Written exercise: Give a count of the lines below that have the string "this" in them, with no other words.

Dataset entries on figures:

____

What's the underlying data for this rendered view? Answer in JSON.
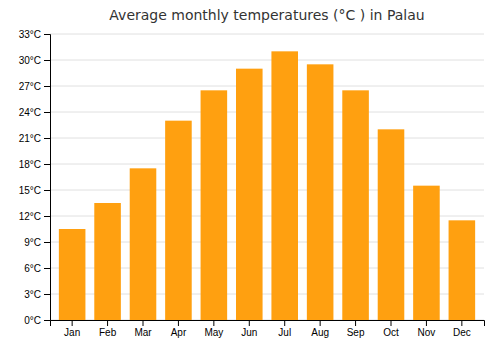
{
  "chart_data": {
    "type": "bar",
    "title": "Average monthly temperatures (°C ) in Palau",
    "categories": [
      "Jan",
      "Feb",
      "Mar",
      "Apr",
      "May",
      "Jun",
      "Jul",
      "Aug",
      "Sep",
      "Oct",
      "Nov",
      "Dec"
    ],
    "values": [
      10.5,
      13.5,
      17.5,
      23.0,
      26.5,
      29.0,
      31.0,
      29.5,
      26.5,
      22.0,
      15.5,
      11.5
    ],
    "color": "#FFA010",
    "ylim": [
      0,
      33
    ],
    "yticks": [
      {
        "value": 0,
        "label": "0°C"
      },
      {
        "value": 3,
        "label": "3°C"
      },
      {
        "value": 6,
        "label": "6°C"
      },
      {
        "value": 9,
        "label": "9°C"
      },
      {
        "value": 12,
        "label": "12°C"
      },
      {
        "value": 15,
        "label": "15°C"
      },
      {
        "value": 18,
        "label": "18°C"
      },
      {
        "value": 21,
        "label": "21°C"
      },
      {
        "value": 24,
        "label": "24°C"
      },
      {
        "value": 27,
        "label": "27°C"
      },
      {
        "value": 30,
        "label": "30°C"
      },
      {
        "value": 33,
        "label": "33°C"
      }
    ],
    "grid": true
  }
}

____

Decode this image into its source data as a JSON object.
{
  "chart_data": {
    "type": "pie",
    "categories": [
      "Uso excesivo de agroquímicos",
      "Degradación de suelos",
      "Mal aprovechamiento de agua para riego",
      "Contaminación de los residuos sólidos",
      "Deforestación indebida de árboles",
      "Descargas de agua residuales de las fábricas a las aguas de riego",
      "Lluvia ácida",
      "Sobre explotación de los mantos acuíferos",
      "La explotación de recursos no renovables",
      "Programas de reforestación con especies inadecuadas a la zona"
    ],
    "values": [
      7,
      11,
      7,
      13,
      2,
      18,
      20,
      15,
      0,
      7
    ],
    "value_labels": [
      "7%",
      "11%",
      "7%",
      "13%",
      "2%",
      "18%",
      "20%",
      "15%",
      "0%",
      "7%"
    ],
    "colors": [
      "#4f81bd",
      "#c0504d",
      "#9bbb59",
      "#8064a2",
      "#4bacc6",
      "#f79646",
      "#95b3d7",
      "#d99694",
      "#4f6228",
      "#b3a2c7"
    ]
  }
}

____

The reply: 2